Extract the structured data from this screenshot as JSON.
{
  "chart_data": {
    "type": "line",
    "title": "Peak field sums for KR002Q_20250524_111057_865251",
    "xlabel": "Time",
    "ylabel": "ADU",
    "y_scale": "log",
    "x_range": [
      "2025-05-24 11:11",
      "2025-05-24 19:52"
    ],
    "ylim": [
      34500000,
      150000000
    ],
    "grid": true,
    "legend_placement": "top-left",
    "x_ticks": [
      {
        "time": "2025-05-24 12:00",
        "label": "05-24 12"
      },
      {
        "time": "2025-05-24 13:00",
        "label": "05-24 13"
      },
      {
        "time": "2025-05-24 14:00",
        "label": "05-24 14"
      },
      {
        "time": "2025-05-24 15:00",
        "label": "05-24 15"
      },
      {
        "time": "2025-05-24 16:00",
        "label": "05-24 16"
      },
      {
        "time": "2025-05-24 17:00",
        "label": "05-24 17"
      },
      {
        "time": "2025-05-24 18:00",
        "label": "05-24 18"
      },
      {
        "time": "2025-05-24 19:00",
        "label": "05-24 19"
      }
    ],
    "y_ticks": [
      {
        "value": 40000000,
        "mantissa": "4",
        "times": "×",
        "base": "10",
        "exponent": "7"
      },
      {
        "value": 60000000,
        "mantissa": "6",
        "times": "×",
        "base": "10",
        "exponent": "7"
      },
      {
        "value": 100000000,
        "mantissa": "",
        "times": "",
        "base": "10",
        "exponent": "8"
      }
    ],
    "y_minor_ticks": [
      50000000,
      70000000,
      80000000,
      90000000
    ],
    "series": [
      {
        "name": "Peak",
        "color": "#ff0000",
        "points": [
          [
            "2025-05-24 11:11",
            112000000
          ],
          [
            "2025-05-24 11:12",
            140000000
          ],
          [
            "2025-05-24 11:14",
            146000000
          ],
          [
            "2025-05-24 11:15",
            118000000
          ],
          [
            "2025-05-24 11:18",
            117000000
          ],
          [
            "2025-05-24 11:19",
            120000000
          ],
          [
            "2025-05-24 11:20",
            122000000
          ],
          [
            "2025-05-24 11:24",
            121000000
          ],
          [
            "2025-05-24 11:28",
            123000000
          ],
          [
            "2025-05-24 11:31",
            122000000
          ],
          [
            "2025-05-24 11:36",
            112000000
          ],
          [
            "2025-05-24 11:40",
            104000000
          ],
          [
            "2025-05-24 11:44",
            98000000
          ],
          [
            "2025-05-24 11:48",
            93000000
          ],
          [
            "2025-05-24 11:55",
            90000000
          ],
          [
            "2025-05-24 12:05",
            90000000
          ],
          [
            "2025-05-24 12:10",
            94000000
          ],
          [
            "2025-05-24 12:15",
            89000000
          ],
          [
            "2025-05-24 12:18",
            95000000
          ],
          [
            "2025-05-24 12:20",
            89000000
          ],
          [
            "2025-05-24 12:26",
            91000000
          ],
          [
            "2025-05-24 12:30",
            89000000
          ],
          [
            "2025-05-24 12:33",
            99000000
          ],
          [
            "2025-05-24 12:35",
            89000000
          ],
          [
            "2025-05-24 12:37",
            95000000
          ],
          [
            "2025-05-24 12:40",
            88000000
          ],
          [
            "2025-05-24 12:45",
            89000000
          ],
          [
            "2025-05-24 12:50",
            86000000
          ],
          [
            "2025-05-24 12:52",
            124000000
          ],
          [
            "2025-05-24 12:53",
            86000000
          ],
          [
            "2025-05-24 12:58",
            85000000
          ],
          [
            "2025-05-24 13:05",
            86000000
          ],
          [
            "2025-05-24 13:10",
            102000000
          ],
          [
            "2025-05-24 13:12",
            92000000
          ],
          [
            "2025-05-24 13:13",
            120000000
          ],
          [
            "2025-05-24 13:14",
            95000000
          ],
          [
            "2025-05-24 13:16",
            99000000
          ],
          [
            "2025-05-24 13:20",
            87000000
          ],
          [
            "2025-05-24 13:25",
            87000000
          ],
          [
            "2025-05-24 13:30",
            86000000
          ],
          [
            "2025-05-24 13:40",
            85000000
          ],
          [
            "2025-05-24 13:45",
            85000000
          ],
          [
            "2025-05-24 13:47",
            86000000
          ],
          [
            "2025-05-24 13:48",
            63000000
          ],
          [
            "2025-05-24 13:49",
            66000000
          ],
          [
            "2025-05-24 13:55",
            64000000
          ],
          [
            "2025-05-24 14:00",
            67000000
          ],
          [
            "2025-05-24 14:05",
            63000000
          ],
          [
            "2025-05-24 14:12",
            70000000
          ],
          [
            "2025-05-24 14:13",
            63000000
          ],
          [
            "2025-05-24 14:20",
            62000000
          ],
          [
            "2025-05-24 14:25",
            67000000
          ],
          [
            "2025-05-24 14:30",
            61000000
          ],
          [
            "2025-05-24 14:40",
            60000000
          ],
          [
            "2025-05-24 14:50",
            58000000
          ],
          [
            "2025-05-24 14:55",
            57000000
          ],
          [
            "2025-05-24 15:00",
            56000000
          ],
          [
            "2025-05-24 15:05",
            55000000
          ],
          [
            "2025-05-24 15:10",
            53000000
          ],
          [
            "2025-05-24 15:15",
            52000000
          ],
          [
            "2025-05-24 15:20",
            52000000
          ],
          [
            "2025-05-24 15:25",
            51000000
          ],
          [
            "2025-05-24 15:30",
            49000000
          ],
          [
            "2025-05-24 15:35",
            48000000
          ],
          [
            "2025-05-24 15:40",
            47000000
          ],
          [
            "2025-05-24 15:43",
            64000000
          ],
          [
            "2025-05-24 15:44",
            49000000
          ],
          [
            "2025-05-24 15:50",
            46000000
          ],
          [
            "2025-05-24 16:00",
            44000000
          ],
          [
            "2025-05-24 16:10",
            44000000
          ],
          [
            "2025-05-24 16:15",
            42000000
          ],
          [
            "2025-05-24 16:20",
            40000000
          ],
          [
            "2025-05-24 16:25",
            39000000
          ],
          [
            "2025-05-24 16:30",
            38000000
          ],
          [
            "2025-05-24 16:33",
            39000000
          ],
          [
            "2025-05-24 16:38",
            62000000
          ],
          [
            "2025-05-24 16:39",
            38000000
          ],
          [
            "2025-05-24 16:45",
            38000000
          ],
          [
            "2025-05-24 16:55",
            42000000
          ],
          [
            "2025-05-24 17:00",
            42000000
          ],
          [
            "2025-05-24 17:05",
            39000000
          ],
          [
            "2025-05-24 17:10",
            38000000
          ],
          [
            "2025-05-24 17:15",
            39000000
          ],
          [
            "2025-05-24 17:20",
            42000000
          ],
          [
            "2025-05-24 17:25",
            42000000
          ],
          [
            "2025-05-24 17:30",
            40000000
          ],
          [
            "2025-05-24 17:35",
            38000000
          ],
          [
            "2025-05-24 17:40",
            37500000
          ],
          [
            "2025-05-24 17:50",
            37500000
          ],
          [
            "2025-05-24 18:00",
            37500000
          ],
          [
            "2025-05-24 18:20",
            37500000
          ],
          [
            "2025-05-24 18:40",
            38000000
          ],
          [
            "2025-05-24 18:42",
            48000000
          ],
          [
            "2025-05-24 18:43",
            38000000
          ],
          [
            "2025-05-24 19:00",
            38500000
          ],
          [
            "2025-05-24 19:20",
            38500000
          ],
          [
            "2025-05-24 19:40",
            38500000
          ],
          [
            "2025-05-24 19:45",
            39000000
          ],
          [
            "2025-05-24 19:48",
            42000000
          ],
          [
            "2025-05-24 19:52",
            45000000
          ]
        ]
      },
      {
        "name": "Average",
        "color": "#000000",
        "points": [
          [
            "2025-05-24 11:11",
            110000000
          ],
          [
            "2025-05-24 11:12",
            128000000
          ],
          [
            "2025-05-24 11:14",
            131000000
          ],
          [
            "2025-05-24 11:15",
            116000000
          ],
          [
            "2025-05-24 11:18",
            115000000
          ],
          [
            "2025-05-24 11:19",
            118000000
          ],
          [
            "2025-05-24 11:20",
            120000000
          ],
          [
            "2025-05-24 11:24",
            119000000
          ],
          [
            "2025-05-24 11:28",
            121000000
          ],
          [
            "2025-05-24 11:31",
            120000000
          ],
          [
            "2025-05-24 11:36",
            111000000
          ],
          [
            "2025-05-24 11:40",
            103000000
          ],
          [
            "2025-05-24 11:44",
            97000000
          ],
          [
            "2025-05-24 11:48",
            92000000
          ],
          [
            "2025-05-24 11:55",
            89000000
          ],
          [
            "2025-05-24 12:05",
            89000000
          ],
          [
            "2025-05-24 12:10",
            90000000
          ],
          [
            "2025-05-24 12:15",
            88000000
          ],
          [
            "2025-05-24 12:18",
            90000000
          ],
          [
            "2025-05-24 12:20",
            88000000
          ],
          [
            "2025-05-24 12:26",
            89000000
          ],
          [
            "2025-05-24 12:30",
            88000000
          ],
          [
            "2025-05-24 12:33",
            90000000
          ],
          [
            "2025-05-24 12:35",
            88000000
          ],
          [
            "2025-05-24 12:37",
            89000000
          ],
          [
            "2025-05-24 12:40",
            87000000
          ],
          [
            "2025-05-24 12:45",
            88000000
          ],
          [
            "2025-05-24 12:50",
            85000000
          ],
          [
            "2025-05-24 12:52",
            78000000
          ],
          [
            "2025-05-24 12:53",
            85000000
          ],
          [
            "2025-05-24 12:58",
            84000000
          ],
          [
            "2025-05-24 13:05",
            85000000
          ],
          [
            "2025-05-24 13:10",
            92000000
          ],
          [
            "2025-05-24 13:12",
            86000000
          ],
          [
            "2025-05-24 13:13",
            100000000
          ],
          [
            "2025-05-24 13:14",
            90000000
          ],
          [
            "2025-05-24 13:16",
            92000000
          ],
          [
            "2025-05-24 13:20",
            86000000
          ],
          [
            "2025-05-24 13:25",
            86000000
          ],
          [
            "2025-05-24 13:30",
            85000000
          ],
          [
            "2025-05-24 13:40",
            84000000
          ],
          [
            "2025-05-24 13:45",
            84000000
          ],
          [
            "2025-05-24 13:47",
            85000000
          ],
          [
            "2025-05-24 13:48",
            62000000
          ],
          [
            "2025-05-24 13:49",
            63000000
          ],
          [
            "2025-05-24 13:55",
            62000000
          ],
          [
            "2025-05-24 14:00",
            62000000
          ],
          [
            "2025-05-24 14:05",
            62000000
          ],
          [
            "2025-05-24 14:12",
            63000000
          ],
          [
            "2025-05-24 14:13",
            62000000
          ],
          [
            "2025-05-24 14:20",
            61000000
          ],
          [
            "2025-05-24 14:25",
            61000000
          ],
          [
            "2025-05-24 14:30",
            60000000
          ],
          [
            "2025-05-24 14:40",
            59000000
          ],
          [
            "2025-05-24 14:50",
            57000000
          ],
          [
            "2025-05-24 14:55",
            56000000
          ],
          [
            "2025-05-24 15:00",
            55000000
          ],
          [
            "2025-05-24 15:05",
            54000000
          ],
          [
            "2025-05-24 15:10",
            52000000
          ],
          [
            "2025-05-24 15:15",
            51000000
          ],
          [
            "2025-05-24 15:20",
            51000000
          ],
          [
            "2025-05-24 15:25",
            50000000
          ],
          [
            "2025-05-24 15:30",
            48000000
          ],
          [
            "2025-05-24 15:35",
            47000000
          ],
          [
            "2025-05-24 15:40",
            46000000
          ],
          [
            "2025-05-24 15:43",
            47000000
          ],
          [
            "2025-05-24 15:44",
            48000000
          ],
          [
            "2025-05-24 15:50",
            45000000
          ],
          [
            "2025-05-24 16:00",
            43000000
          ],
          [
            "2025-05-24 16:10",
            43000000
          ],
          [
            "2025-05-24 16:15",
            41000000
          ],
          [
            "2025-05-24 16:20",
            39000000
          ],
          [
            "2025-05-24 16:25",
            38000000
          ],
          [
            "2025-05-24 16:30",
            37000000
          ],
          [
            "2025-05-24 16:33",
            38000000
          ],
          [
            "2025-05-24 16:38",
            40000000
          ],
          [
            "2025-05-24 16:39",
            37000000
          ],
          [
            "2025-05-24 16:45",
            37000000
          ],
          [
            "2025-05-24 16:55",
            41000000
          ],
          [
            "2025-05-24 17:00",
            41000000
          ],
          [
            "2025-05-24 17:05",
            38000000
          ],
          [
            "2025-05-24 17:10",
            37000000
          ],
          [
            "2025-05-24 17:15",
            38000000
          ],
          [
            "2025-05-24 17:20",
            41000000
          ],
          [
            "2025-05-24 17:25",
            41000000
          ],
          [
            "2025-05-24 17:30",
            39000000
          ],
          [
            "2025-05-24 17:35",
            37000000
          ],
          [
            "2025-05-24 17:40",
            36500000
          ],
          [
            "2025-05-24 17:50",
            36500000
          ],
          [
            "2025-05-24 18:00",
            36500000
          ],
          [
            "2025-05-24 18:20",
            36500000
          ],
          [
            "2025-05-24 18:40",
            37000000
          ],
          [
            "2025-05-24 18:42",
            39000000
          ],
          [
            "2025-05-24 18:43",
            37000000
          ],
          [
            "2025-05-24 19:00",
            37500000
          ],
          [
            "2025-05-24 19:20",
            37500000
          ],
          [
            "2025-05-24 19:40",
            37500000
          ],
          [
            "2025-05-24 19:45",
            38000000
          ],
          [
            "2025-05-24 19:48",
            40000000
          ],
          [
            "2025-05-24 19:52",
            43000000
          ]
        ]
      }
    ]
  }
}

=-=-=

What is required.
From the listing above, copy every line that includes the word "Peak".

Result for this task.
    "title": "Peak field sums for KR002Q_20250524_111057_865251",
        "name": "Peak",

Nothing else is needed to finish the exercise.